## Exercise
Extract each line holding the word "with" from the entries.

──────

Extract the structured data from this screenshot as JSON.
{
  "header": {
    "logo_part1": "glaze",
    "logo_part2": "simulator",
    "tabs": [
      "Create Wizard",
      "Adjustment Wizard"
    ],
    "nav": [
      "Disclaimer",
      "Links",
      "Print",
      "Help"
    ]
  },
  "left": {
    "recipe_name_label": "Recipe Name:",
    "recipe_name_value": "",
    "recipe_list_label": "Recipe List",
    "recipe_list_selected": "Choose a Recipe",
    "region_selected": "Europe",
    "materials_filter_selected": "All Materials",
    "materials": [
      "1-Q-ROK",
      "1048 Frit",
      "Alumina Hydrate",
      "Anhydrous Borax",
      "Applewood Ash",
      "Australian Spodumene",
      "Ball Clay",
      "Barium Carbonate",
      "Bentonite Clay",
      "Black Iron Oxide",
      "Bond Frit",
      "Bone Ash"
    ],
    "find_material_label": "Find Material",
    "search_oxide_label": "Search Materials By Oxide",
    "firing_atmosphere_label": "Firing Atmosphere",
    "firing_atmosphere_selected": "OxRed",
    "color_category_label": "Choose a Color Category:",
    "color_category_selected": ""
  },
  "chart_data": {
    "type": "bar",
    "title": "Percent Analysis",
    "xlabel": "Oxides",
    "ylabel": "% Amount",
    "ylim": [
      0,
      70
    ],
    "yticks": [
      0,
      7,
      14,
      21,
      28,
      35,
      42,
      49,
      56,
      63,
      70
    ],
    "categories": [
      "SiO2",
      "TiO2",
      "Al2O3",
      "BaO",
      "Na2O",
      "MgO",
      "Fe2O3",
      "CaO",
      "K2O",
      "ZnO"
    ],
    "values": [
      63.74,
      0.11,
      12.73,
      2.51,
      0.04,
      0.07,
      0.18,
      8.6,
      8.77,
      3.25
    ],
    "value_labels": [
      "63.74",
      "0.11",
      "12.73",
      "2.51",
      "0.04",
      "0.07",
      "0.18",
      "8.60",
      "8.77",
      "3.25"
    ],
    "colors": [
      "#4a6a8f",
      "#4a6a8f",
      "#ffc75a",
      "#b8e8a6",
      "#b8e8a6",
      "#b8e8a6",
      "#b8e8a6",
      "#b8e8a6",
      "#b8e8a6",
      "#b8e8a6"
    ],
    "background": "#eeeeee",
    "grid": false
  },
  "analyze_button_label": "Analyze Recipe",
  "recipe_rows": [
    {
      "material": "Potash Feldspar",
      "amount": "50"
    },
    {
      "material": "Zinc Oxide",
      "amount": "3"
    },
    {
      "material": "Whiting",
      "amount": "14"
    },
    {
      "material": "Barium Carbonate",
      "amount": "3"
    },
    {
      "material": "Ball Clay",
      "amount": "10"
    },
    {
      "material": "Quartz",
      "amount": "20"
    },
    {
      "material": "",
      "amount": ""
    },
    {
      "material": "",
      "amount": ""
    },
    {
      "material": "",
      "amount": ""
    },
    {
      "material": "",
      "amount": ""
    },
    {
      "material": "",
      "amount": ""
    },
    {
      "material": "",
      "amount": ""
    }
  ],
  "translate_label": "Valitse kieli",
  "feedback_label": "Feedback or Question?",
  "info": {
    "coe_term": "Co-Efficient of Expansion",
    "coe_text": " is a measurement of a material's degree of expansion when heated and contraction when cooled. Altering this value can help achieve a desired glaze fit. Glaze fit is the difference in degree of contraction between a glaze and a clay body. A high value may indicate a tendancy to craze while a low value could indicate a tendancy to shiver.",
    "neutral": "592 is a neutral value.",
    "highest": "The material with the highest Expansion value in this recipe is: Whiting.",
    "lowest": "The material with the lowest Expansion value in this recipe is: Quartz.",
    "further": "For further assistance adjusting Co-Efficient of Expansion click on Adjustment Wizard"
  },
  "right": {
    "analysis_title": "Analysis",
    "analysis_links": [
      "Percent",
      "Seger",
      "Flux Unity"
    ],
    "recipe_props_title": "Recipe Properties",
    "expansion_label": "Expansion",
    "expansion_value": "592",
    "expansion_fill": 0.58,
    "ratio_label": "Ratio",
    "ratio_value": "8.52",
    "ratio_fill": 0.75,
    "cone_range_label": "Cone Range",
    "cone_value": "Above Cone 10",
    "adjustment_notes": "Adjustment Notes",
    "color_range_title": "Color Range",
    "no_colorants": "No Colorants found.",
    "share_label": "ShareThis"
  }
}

──────

## Answer in full
    "highest": "The material with the highest Expansion value in this recipe is: Whiting.",
    "lowest": "The material with the lowest Expansion value in this recipe is: Quartz.",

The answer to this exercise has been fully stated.